REQUIRED TASK:
Copy the rows below verbatim, starting at the line with "error-text: e. [885,238,894,249]" and ending at the line with "sidebar-item-label: Loyalty [68,271,108,285]", both included.

** BEGIN **

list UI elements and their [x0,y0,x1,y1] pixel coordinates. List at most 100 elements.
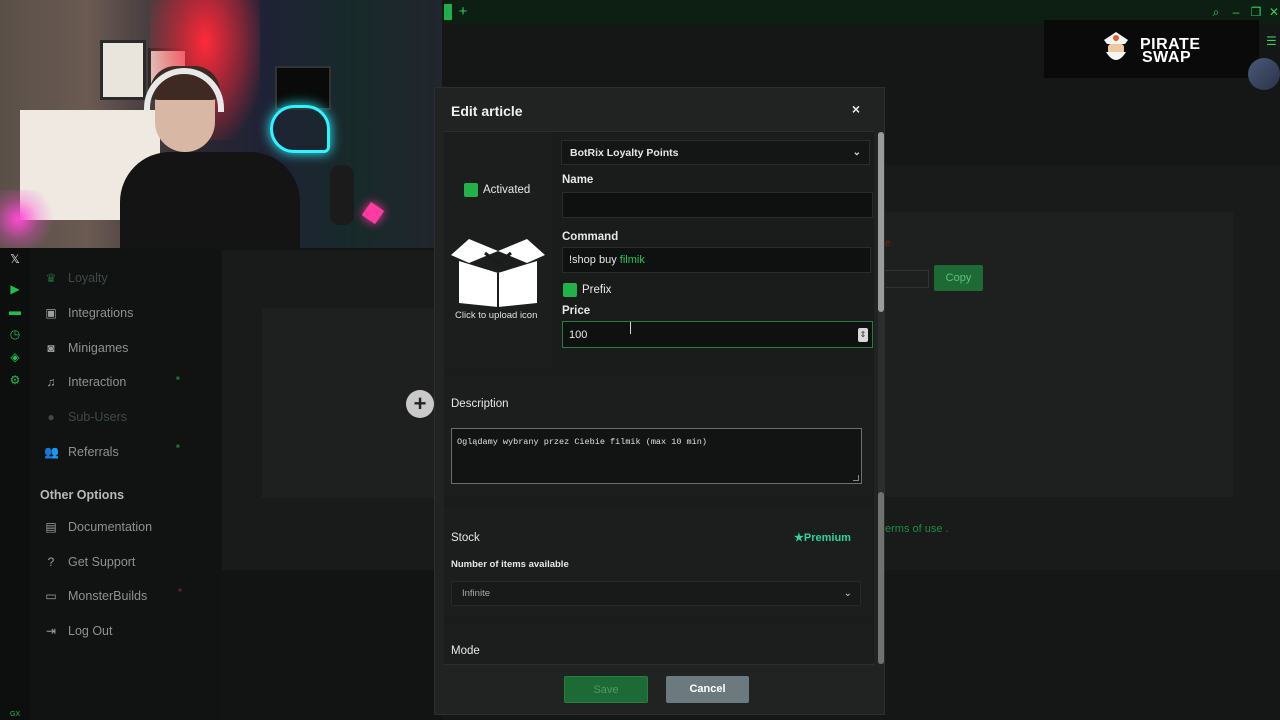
error-text: e. [885,238,894,249]
activated-label: Activated [483,184,531,196]
description-textarea[interactable]: Oglądamy wybrany przez Ciebie filmik (ma… [451,428,862,484]
users-icon: 👥 [44,445,59,459]
rail-label-icon: GX [9,711,21,718]
gamepad-icon: ◙ [47,341,55,355]
sidebar-item-integrations[interactable]: ▣ Integrations [44,303,133,323]
description-label: Description [451,398,509,410]
sidebar-item-sub-users[interactable]: ● Sub-Users [44,407,127,427]
currency-select[interactable]: BotRix Loyalty Points ⌄ [561,140,870,165]
star-icon: ★ [794,532,804,544]
divider [444,664,874,665]
hot-badge-icon: ■ [178,588,182,594]
sidebar-item-label: Get Support [68,555,136,569]
premium-badge[interactable]: ★Premium [794,531,851,544]
sidebar-item-interaction[interactable]: ♫ Interaction [44,372,127,392]
clock-icon[interactable]: ◷ [8,327,22,341]
trophy-icon: ♛ [45,271,57,285]
sidebar-item-label: MonsterBuilds [68,589,148,603]
box-icon[interactable] [449,233,547,309]
stock-label: Stock [451,532,480,544]
resize-grip-icon[interactable] [853,475,859,481]
sidebar-item-get-support[interactable]: ? Get Support [44,552,136,572]
play-icon[interactable]: ▶ [8,282,22,296]
content-card [885,212,1233,497]
copy-button[interactable]: Copy [934,265,983,291]
sidebar: ♛ Loyalty ▣ Integrations ◙ Minigames ♫ I… [30,248,220,720]
pink-light-image [361,201,385,225]
card-icon[interactable]: ▬ [8,304,22,318]
price-input[interactable]: 100 ⇕ [562,321,873,348]
link-input[interactable] [885,270,929,288]
sidebar-item-label: Integrations [68,306,134,320]
stock-sub-label: Number of items available [451,559,569,570]
maximize-icon[interactable]: ❐ [1249,5,1263,19]
price-label: Price [562,305,591,317]
new-tab-button[interactable]: + [456,4,470,20]
microphone-image [330,165,354,225]
activated-checkbox[interactable] [464,183,478,197]
terms-link[interactable]: erms of use . [885,523,949,535]
sidebar-item-label: Log Out [68,624,113,638]
modal-scrollbar[interactable] [878,132,884,664]
webcam-overlay [0,0,442,248]
avatar[interactable] [1248,58,1280,90]
text-cursor-icon [630,322,634,334]
sidebar-item-label: Loyalty [68,271,108,285]
puzzle-icon: ▣ [45,306,57,320]
minimize-icon[interactable]: – [1229,5,1243,19]
mode-section [444,625,872,665]
upload-icon-label[interactable]: Click to upload icon [455,310,537,321]
sidebar-item-label: Documentation [68,520,153,534]
app-root: + ⌕ – ❐ ✕ PIRATE SWAP ☰ e. Copy erms of … [0,0,1280,720]
name-label: Name [562,174,594,186]
left-rail: 𝕏 ▶ ▬ ◷ ◈ ⚙ GX [0,248,30,720]
sidebar-item-referrals[interactable]: 👥 Referrals [44,442,119,462]
pirate-logo-icon [1104,32,1128,60]
search-icon[interactable]: ⌕ [1209,5,1223,19]
chevron-down-icon: ⌄ [852,147,861,158]
x-icon[interactable]: 𝕏 [8,252,22,266]
prefix-checkbox[interactable] [563,283,577,297]
cancel-button[interactable]: Cancel [666,676,749,703]
sidebar-item-label: Referrals [68,445,119,459]
prefix-label: Prefix [582,284,612,296]
settings-icon[interactable]: ⚙ [8,373,22,387]
sidebar-item-minigames[interactable]: ◙ Minigames [44,338,128,358]
currency-select-value: BotRix Loyalty Points [570,147,679,159]
mode-label: Mode [451,645,480,657]
book-icon: ▤ [45,520,57,534]
stock-select-value: Infinite [462,588,490,599]
scrollbar-thumb[interactable] [878,132,884,312]
premium-label: Premium [803,532,851,544]
price-value: 100 [569,329,588,341]
chevron-down-icon: ⌄ [843,588,852,599]
command-label: Command [562,231,619,243]
logout-icon: ⇥ [45,624,57,638]
sidebar-item-documentation[interactable]: ▤ Documentation [44,517,152,537]
command-prefix: !shop buy [569,254,617,266]
stock-select[interactable]: Infinite ⌄ [451,581,861,606]
add-circle-icon[interactable]: + [406,390,434,418]
sidebar-item-log-out[interactable]: ⇥ Log Out [44,621,113,641]
new-badge-icon: ■ [176,376,180,382]
user-icon: ● [47,410,55,424]
command-input[interactable]: !shop buy filmik [562,247,871,273]
active-tab[interactable] [444,4,452,20]
sidebar-item-loyalty[interactable]: ♛ Loyalty [44,268,108,288]
scrollbar-track-lower [878,492,884,664]
name-input[interactable] [562,192,873,218]
modal-title: Edit article [451,103,523,119]
close-icon[interactable]: × [849,102,863,116]
sidebar-item-monsterbuilds[interactable]: ▭ MonsterBuilds [44,586,147,606]
help-icon: ? [47,555,55,569]
pink-lamp-image [0,190,60,248]
close-window-icon[interactable]: ✕ [1267,5,1280,19]
other-options-heading: Other Options [40,488,125,502]
stepper-icon[interactable]: ⇕ [858,328,868,342]
chat-icon[interactable]: ◈ [8,350,22,364]
logo-text: PIRATE SWAP [1140,36,1201,66]
save-button[interactable]: Save [564,676,648,703]
beta-badge-icon: ■ [176,444,180,450]
sidebar-item-label: Minigames [68,341,129,355]
menu-icon[interactable]: ☰ [1266,34,1278,48]
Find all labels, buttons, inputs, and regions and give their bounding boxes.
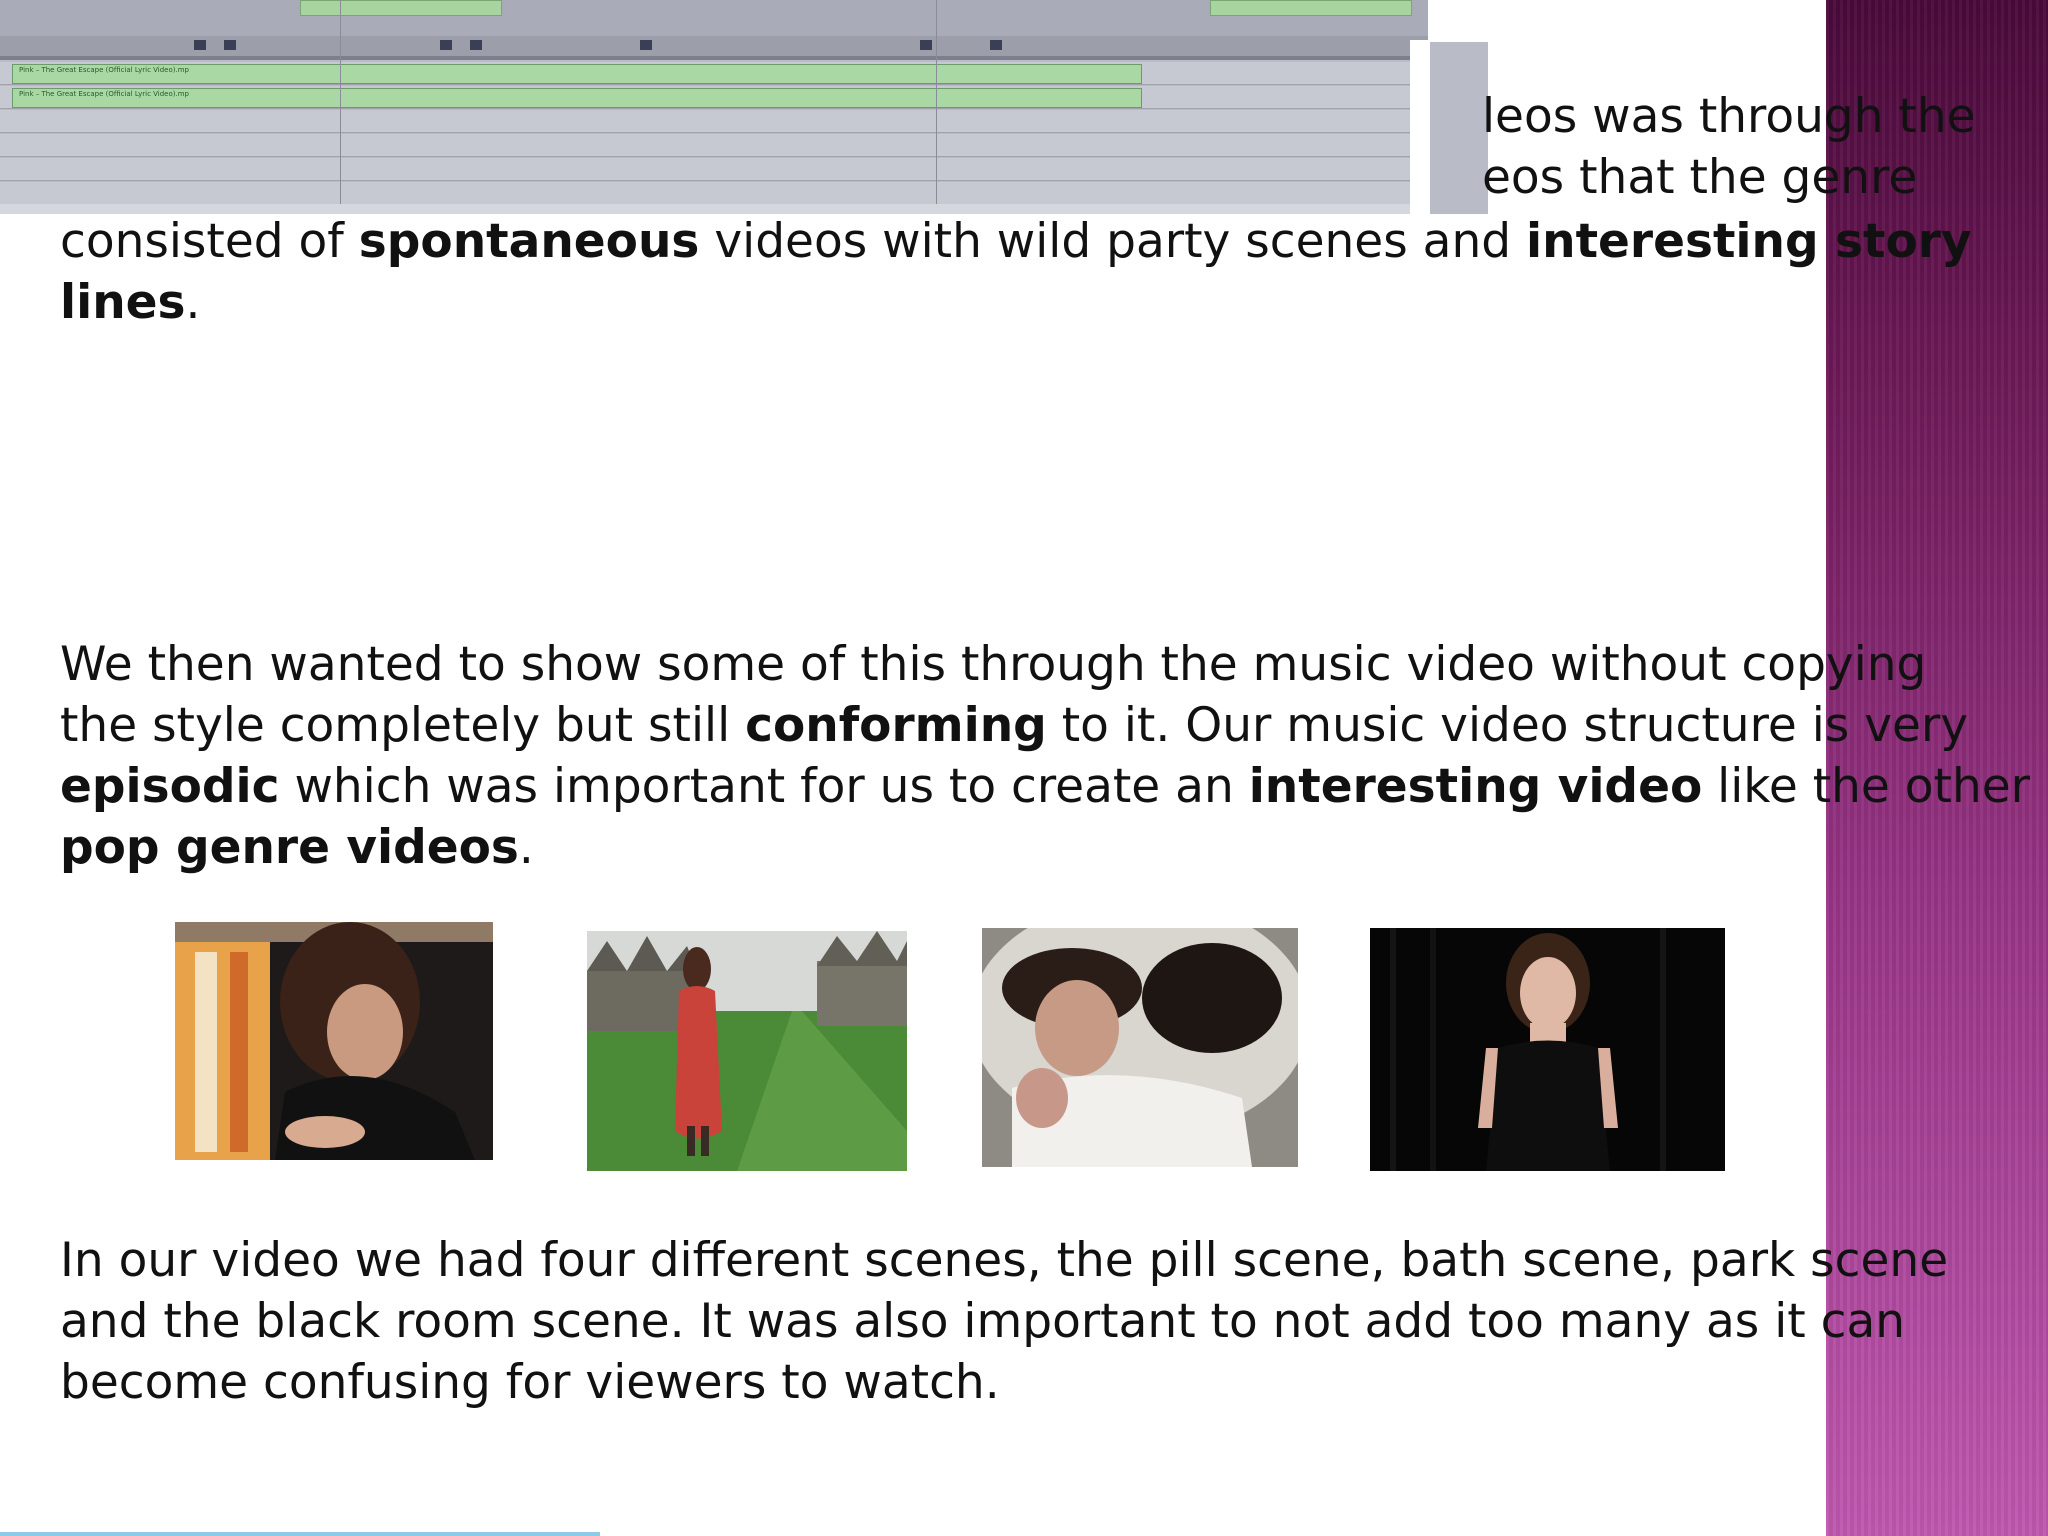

** END **

OUTPUT OF THE TASK:
error-text: e. [885,238,894,249]
activated-label: Activated [483,184,531,196]
description-textarea[interactable]: Oglądamy wybrany przez Ciebie filmik (ma… [451,428,862,484]
users-icon: 👥 [44,445,59,459]
rail-label-icon: GX [9,711,21,718]
gamepad-icon: ◙ [47,341,55,355]
sidebar-item-integrations[interactable]: ▣ Integrations [44,303,133,323]
description-label: Description [451,398,509,410]
sidebar-item-sub-users[interactable]: ● Sub-Users [44,407,127,427]
currency-select[interactable]: BotRix Loyalty Points ⌄ [561,140,870,165]
star-icon: ★ [794,532,804,544]
divider [444,664,874,665]
hot-badge-icon: ■ [178,588,182,594]
sidebar-item-label: Get Support [68,555,136,569]
premium-badge[interactable]: ★Premium [794,531,851,544]
sidebar-item-interaction[interactable]: ♫ Interaction [44,372,127,392]
clock-icon[interactable]: ◷ [8,327,22,341]
trophy-icon: ♛ [45,271,57,285]
sidebar-item-label: MonsterBuilds [68,589,148,603]
box-icon[interactable] [449,233,547,309]
stock-label: Stock [451,532,480,544]
resize-grip-icon[interactable] [853,475,859,481]
sidebar-item-get-support[interactable]: ? Get Support [44,552,136,572]
play-icon[interactable]: ▶ [8,282,22,296]
content-card [885,212,1233,497]
copy-button[interactable]: Copy [934,265,983,291]
sidebar: ♛ Loyalty ▣ Integrations ◙ Minigames ♫ I… [30,248,220,720]
pink-light-image [361,201,385,225]
card-icon[interactable]: ▬ [8,304,22,318]
price-input[interactable]: 100 ⇕ [562,321,873,348]
link-input[interactable] [885,270,929,288]
sidebar-item-label: Integrations [68,306,134,320]
stock-sub-label: Number of items available [451,559,569,570]
maximize-icon[interactable]: ❐ [1249,5,1263,19]
price-label: Price [562,305,591,317]
new-tab-button[interactable]: + [456,4,470,20]
microphone-image [330,165,354,225]
activated-checkbox[interactable] [464,183,478,197]
terms-link[interactable]: erms of use . [885,523,949,535]
sidebar-item-label: Log Out [68,624,113,638]
modal-scrollbar[interactable] [878,132,884,664]
webcam-overlay [0,0,442,248]
avatar[interactable] [1248,58,1280,90]
text-cursor-icon [630,322,634,334]
sidebar-item-label: Loyalty [68,271,108,285]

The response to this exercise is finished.